**GOAL**
Go through the listing and pick out each line with the word "piel" in it.

**** DATASET ENTRIES

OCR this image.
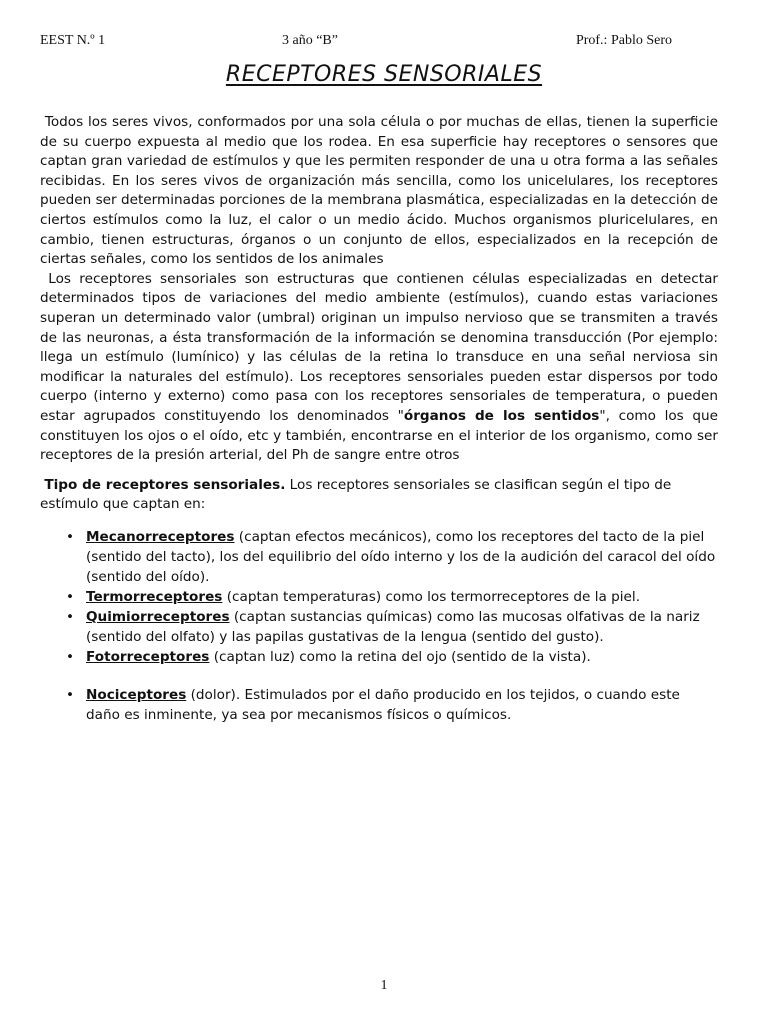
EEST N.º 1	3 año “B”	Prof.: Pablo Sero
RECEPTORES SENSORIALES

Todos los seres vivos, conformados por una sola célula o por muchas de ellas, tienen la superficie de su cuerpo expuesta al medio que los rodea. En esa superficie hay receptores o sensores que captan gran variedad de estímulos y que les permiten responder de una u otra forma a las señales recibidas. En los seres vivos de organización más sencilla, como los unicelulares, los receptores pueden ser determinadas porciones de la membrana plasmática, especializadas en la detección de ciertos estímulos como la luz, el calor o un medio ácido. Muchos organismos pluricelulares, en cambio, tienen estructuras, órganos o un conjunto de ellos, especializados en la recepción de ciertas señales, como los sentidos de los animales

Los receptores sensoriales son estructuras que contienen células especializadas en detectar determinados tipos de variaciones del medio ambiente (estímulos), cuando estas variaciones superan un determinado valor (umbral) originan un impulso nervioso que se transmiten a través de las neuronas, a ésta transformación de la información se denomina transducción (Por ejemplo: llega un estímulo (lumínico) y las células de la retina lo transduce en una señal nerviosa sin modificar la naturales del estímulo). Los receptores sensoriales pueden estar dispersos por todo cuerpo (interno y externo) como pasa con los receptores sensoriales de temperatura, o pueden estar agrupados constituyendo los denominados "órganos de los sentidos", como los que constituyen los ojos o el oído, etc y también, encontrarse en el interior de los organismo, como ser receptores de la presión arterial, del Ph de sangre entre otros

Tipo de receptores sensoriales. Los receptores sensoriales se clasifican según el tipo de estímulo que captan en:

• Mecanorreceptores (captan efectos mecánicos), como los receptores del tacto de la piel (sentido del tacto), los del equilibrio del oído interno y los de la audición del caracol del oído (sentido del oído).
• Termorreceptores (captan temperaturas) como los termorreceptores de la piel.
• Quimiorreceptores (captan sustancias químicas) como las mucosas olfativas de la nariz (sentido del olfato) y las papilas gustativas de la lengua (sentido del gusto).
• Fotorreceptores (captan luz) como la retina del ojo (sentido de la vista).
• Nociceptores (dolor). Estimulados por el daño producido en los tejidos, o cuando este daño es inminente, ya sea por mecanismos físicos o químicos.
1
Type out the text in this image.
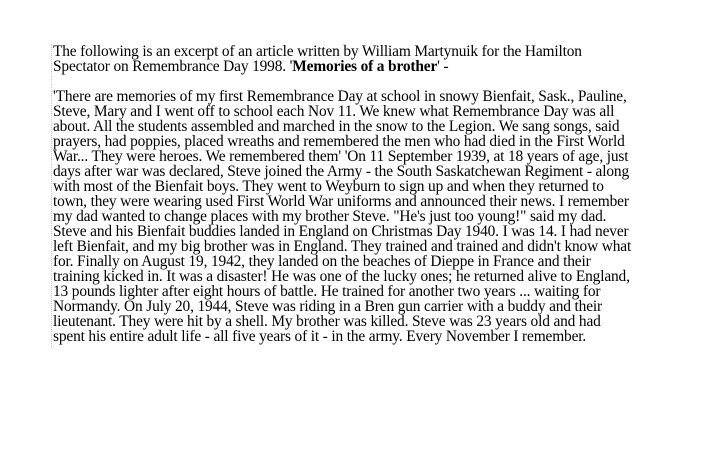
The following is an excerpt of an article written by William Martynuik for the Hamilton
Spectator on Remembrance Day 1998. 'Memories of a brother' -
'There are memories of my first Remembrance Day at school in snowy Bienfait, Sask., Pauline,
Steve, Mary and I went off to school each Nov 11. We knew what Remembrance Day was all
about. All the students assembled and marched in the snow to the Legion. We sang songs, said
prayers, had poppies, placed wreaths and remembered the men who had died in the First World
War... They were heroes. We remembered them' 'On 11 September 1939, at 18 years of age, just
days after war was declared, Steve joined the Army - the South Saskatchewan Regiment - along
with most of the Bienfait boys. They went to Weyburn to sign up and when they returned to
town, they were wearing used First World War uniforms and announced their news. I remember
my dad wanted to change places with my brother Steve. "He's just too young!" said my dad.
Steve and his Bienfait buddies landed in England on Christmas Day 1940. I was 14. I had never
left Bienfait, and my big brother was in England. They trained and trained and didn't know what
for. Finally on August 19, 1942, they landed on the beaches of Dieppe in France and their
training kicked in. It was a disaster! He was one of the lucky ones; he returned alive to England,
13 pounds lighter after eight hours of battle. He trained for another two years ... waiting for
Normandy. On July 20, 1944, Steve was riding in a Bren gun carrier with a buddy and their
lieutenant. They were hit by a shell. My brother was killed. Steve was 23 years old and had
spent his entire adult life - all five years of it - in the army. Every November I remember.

********
**** DATASET ENTRIES

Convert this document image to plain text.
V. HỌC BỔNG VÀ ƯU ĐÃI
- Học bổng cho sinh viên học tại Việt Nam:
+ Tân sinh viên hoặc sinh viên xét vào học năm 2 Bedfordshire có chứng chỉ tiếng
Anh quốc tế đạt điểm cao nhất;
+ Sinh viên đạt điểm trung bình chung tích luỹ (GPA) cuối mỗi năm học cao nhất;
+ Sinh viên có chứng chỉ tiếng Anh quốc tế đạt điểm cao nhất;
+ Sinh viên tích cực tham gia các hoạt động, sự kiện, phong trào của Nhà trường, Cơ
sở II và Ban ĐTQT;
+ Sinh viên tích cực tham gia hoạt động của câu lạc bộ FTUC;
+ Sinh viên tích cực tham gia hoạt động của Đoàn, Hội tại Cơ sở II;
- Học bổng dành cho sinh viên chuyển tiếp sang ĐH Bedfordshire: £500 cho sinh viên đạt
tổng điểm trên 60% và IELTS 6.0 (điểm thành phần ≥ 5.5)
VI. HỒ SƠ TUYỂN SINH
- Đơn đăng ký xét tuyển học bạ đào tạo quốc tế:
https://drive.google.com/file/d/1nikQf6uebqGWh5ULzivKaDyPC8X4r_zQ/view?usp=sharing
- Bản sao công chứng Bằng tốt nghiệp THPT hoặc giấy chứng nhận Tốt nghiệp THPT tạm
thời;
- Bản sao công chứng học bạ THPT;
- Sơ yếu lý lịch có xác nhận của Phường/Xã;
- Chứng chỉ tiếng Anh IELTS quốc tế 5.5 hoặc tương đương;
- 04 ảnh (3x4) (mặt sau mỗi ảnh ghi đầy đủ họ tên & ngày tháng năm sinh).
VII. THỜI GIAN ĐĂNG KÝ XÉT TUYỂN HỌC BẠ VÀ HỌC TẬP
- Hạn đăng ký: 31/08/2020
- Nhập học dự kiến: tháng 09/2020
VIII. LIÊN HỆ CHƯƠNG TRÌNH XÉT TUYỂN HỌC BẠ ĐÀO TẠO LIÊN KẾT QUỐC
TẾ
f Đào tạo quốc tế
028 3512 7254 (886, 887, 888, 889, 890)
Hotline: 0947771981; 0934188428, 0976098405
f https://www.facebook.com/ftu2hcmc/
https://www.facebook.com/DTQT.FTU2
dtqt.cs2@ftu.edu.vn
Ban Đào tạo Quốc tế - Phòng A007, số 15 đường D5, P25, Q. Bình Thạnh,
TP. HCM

********

**RESPONSE**
• Mecanorreceptores (captan efectos mecánicos), como los receptores del tacto de la piel (sentido del tacto), los del equilibrio del oído interno y los de la audición del caracol del oído (sentido del oído).
• Termorreceptores (captan temperaturas) como los termorreceptores de la piel.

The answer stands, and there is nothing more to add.